### [Task description]
Each record must be retyped in full. No character may differ.

### [Raw data]
** BEGIN **

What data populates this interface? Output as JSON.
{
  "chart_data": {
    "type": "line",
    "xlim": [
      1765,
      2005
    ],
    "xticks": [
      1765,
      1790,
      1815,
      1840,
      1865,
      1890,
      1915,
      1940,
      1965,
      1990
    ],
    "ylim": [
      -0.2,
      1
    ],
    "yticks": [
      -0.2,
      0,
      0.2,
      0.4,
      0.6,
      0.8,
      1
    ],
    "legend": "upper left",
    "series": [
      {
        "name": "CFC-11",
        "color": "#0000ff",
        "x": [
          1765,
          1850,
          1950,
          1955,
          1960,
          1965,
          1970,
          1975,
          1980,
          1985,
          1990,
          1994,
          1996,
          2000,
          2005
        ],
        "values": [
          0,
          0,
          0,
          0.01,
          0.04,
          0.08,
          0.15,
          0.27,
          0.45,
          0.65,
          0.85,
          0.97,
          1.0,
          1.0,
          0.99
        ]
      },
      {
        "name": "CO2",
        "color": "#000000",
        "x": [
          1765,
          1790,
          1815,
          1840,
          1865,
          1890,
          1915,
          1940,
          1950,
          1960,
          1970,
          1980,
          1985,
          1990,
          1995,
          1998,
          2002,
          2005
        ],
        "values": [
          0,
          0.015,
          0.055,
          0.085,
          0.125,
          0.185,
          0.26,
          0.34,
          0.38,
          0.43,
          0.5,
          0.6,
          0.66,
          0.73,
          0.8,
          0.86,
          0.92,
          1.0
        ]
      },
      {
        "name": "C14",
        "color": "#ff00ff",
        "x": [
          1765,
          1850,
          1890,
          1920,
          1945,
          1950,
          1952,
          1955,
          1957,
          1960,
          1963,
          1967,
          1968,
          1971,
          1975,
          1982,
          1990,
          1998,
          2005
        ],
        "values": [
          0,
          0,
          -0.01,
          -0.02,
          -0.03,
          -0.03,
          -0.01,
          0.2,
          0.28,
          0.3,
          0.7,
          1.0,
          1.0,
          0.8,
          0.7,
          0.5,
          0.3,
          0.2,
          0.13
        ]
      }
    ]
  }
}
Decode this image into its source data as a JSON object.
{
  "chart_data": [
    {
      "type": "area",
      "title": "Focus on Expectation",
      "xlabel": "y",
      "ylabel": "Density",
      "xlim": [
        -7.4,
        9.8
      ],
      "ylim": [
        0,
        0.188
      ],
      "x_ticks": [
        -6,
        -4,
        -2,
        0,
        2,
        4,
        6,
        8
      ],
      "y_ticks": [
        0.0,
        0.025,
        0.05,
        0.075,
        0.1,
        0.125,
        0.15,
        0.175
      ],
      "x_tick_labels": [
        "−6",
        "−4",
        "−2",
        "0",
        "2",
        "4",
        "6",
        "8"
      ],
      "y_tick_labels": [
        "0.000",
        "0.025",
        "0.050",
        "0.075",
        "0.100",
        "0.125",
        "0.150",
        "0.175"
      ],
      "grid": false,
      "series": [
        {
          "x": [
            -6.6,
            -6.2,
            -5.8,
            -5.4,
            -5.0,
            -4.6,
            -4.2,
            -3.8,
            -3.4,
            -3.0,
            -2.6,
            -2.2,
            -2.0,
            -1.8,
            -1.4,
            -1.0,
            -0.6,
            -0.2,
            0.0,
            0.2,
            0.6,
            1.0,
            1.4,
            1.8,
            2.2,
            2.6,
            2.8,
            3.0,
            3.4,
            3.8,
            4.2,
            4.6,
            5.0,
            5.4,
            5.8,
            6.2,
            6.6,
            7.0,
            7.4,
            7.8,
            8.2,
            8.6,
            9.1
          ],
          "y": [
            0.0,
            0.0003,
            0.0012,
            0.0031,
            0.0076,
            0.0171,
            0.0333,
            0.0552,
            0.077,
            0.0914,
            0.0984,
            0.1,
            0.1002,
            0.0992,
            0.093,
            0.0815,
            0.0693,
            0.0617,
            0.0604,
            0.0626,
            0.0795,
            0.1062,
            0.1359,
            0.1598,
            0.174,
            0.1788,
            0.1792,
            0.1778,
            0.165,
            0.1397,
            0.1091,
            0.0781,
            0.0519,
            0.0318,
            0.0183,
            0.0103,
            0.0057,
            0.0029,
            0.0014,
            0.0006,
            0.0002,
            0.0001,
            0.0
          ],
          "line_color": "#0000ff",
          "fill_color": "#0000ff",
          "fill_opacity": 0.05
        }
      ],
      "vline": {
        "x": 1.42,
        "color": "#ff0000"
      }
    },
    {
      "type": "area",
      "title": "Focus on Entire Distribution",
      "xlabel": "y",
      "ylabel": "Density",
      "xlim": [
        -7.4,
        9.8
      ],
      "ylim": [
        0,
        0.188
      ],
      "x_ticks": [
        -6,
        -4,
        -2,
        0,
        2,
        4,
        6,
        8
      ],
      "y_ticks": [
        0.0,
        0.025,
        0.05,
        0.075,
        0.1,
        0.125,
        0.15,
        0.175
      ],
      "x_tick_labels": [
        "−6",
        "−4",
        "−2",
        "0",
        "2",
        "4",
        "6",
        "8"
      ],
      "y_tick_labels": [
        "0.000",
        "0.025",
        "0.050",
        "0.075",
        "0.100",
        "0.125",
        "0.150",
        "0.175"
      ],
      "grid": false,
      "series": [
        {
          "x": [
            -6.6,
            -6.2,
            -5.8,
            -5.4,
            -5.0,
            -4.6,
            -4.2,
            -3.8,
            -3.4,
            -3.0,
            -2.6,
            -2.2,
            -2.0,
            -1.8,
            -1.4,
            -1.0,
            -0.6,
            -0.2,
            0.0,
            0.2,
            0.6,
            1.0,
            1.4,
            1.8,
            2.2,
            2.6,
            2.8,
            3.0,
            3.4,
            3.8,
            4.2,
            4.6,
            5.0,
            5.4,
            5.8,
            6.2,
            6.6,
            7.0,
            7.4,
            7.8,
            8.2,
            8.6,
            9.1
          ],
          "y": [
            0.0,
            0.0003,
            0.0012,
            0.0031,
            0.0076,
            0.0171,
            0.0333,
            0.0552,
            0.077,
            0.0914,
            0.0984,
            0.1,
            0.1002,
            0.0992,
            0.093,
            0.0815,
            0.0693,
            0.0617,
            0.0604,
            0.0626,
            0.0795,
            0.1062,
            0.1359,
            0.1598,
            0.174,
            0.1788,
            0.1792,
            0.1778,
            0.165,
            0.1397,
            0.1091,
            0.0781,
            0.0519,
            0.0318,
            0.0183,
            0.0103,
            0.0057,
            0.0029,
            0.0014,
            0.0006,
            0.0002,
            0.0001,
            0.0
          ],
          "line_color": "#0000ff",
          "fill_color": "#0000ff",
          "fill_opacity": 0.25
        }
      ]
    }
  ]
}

** END **

### [Written solution]
What data populates this interface? Output as JSON.
{
  "chart_data": {
    "type": "line",
    "xlim": [
      1765,
      2005
    ],
    "xticks": [
      1765,
      1790,
      1815,
      1840,
      1865,
      1890,
      1915,
      1940,
      1965,
      1990
    ],
    "ylim": [
      -0.2,
      1
    ],
    "yticks": [
      -0.2,
      0,
      0.2,
      0.4,
      0.6,
      0.8,
      1
    ],
    "legend": "upper left",
    "series": [
      {
        "name": "CFC-11",
        "color": "#0000ff",
        "x": [
          1765,
          1850,
          1950,
          1955,
          1960,
          1965,
          1970,
          1975,
          1980,
          1985,
          1990,
          1994,
          1996,
          2000,
          2005
        ],
        "values": [
          0,
          0,
          0,
          0.01,
          0.04,
          0.08,
          0.15,
          0.27,
          0.45,
          0.65,
          0.85,
          0.97,
          1.0,
          1.0,
          0.99
        ]
      },
      {
        "name": "CO2",
        "color": "#000000",
        "x": [
          1765,
          1790,
          1815,
          1840,
          1865,
          1890,
          1915,
          1940,
          1950,
          1960,
          1970,
          1980,
          1985,
          1990,
          1995,
          1998,
          2002,
          2005
        ],
        "values": [
          0,
          0.015,
          0.055,
          0.085,
          0.125,
          0.185,
          0.26,
          0.34,
          0.38,
          0.43,
          0.5,
          0.6,
          0.66,
          0.73,
          0.8,
          0.86,
          0.92,
          1.0
        ]
      },
      {
        "name": "C14",
        "color": "#ff00ff",
        "x": [
          1765,
          1850,
          1890,
          1920,
          1945,
          1950,
          1952,
          1955,
          1957,
          1960,
          1963,
          1967,
          1968,
          1971,
          1975,
          1982,
          1990,
          1998,
          2005
        ],
        "values": [
          0,
          0,
          -0.01,
          -0.02,
          -0.03,
          -0.03,
          -0.01,
          0.2,
          0.28,
          0.3,
          0.7,
          1.0,
          1.0,
          0.8,
          0.7,
          0.5,
          0.3,
          0.2,
          0.13
        ]
      }
    ]
  }
}
Decode this image into its source data as a JSON object.
{
  "chart_data": [
    {
      "type": "area",
      "title": "Focus on Expectation",
      "xlabel": "y",
      "ylabel": "Density",
      "xlim": [
        -7.4,
        9.8
      ],
      "ylim": [
        0,
        0.188
      ],
      "x_ticks": [
        -6,
        -4,
        -2,
        0,
        2,
        4,
        6,
        8
      ],
      "y_ticks": [
        0.0,
        0.025,
        0.05,
        0.075,
        0.1,
        0.125,
        0.15,
        0.175
      ],
      "x_tick_labels": [
        "−6",
        "−4",
        "−2",
        "0",
        "2",
        "4",
        "6",
        "8"
      ],
      "y_tick_labels": [
        "0.000",
        "0.025",
        "0.050",
        "0.075",
        "0.100",
        "0.125",
        "0.150",
        "0.175"
      ],
      "grid": false,
      "series": [
        {
          "x": [
            -6.6,
            -6.2,
            -5.8,
            -5.4,
            -5.0,
            -4.6,
            -4.2,
            -3.8,
            -3.4,
            -3.0,
            -2.6,
            -2.2,
            -2.0,
            -1.8,
            -1.4,
            -1.0,
            -0.6,
            -0.2,
            0.0,
            0.2,
            0.6,
            1.0,
            1.4,
            1.8,
            2.2,
            2.6,
            2.8,
            3.0,
            3.4,
            3.8,
            4.2,
            4.6,
            5.0,
            5.4,
            5.8,
            6.2,
            6.6,
            7.0,
            7.4,
            7.8,
            8.2,
            8.6,
            9.1
          ],
          "y": [
            0.0,
            0.0003,
            0.0012,
            0.0031,
            0.0076,
            0.0171,
            0.0333,
            0.0552,
            0.077,
            0.0914,
            0.0984,
            0.1,
            0.1002,
            0.0992,
            0.093,
            0.0815,
            0.0693,
            0.0617,
            0.0604,
            0.0626,
            0.0795,
            0.1062,
            0.1359,
            0.1598,
            0.174,
            0.1788,
            0.1792,
            0.1778,
            0.165,
            0.1397,
            0.1091,
            0.0781,
            0.0519,
            0.0318,
            0.0183,
            0.0103,
            0.0057,
            0.0029,
            0.0014,
            0.0006,
            0.0002,
            0.0001,
            0.0
          ],
          "line_color": "#0000ff",
          "fill_color": "#0000ff",
          "fill_opacity": 0.05
        }
      ],
      "vline": {
        "x": 1.42,
        "color": "#ff0000"
      }
    },
    {
      "type": "area",
      "title": "Focus on Entire Distribution",
      "xlabel": "y",
      "ylabel": "Density",
      "xlim": [
        -7.4,
        9.8
      ],
      "ylim": [
        0,
        0.188
      ],
      "x_ticks": [
        -6,
        -4,
        -2,
        0,
        2,
        4,
        6,
        8
      ],
      "y_ticks": [
        0.0,
        0.025,
        0.05,
        0.075,
        0.1,
        0.125,
        0.15,
        0.175
      ],
      "x_tick_labels": [
        "−6",
        "−4",
        "−2",
        "0",
        "2",
        "4",
        "6",
        "8"
      ],
      "y_tick_labels": [
        "0.000",
        "0.025",
        "0.050",
        "0.075",
        "0.100",
        "0.125",
        "0.150",
        "0.175"
      ],
      "grid": false,
      "series": [
        {
          "x": [
            -6.6,
            -6.2,
            -5.8,
            -5.4,
            -5.0,
            -4.6,
            -4.2,
            -3.8,
            -3.4,
            -3.0,
            -2.6,
            -2.2,
            -2.0,
            -1.8,
            -1.4,
            -1.0,
            -0.6,
            -0.2,
            0.0,
            0.2,
            0.6,
            1.0,
            1.4,
            1.8,
            2.2,
            2.6,
            2.8,
            3.0,
            3.4,
            3.8,
            4.2,
            4.6,
            5.0,
            5.4,
            5.8,
            6.2,
            6.6,
            7.0,
            7.4,
            7.8,
            8.2,
            8.6,
            9.1
          ],
          "y": [
            0.0,
            0.0003,
            0.0012,
            0.0031,
            0.0076,
            0.0171,
            0.0333,
            0.0552,
            0.077,
            0.0914,
            0.0984,
            0.1,
            0.1002,
            0.0992,
            0.093,
            0.0815,
            0.0693,
            0.0617,
            0.0604,
            0.0626,
            0.0795,
            0.1062,
            0.1359,
            0.1598,
            0.174,
            0.1788,
            0.1792,
            0.1778,
            0.165,
            0.1397,
            0.1091,
            0.0781,
            0.0519,
            0.0318,
            0.0183,
            0.0103,
            0.0057,
            0.0029,
            0.0014,
            0.0006,
            0.0002,
            0.0001,
            0.0
          ],
          "line_color": "#0000ff",
          "fill_color": "#0000ff",
          "fill_opacity": 0.25
        }
      ]
    }
  ]
}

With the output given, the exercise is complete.